Data items:
┌──

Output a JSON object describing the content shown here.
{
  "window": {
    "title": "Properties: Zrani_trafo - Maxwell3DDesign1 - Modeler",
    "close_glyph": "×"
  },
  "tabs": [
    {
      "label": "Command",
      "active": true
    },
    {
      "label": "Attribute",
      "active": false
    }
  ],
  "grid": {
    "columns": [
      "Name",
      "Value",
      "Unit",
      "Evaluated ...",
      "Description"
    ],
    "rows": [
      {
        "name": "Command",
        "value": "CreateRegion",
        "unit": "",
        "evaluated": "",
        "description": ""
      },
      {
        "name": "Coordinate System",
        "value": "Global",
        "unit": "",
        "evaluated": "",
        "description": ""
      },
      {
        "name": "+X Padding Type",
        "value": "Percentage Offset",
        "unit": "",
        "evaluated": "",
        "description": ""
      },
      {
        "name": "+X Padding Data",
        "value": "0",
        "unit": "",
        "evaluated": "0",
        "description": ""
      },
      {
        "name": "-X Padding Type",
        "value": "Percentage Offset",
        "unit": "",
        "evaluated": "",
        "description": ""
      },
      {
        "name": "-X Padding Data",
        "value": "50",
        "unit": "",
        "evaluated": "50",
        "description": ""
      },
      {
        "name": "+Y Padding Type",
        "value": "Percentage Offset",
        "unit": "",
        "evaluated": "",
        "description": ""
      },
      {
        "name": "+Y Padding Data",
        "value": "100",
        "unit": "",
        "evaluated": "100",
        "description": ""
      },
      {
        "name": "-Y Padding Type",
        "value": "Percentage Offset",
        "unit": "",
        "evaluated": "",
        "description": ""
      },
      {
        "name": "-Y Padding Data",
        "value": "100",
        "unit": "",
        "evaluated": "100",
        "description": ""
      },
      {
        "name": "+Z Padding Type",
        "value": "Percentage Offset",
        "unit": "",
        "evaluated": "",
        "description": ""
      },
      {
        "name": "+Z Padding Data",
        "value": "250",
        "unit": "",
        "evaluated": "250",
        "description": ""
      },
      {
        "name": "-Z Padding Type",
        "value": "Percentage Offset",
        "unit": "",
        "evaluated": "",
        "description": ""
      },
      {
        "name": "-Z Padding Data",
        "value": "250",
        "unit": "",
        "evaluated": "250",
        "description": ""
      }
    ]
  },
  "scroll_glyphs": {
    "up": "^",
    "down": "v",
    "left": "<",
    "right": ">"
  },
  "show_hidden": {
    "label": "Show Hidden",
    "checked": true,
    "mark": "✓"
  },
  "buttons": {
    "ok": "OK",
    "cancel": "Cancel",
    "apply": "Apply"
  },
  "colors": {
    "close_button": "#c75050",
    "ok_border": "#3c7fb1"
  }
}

└──

[WRITTEN PROBLEM] Repeat every entry exactly as written above.

[OUTPUT OF THE EXERCISE]
Output a JSON object describing the content shown here.
{
  "window": {
    "title": "Properties: Zrani_trafo - Maxwell3DDesign1 - Modeler",
    "close_glyph": "×"
  },
  "tabs": [
    {
      "label": "Command",
      "active": true
    },
    {
      "label": "Attribute",
      "active": false
    }
  ],
  "grid": {
    "columns": [
      "Name",
      "Value",
      "Unit",
      "Evaluated ...",
      "Description"
    ],
    "rows": [
      {
        "name": "Command",
        "value": "CreateRegion",
        "unit": "",
        "evaluated": "",
        "description": ""
      },
      {
        "name": "Coordinate System",
        "value": "Global",
        "unit": "",
        "evaluated": "",
        "description": ""
      },
      {
        "name": "+X Padding Type",
        "value": "Percentage Offset",
        "unit": "",
        "evaluated": "",
        "description": ""
      },
      {
        "name": "+X Padding Data",
        "value": "0",
        "unit": "",
        "evaluated": "0",
        "description": ""
      },
      {
        "name": "-X Padding Type",
        "value": "Percentage Offset",
        "unit": "",
        "evaluated": "",
        "description": ""
      },
      {
        "name": "-X Padding Data",
        "value": "50",
        "unit": "",
        "evaluated": "50",
        "description": ""
      },
      {
        "name": "+Y Padding Type",
        "value": "Percentage Offset",
        "unit": "",
        "evaluated": "",
        "description": ""
      },
      {
        "name": "+Y Padding Data",
        "value": "100",
        "unit": "",
        "evaluated": "100",
        "description": ""
      },
      {
        "name": "-Y Padding Type",
        "value": "Percentage Offset",
        "unit": "",
        "evaluated": "",
        "description": ""
      },
      {
        "name": "-Y Padding Data",
        "value": "100",
        "unit": "",
        "evaluated": "100",
        "description": ""
      },
      {
        "name": "+Z Padding Type",
        "value": "Percentage Offset",
        "unit": "",
        "evaluated": "",
        "description": ""
      },
      {
        "name": "+Z Padding Data",
        "value": "250",
        "unit": "",
        "evaluated": "250",
        "description": ""
      },
      {
        "name": "-Z Padding Type",
        "value": "Percentage Offset",
        "unit": "",
        "evaluated": "",
        "description": ""
      },
      {
        "name": "-Z Padding Data",
        "value": "250",
        "unit": "",
        "evaluated": "250",
        "description": ""
      }
    ]
  },
  "scroll_glyphs": {
    "up": "^",
    "down": "v",
    "left": "<",
    "right": ">"
  },
  "show_hidden": {
    "label": "Show Hidden",
    "checked": true,
    "mark": "✓"
  },
  "buttons": {
    "ok": "OK",
    "cancel": "Cancel",
    "apply": "Apply"
  },
  "colors": {
    "close_button": "#c75050",
    "ok_border": "#3c7fb1"
  }
}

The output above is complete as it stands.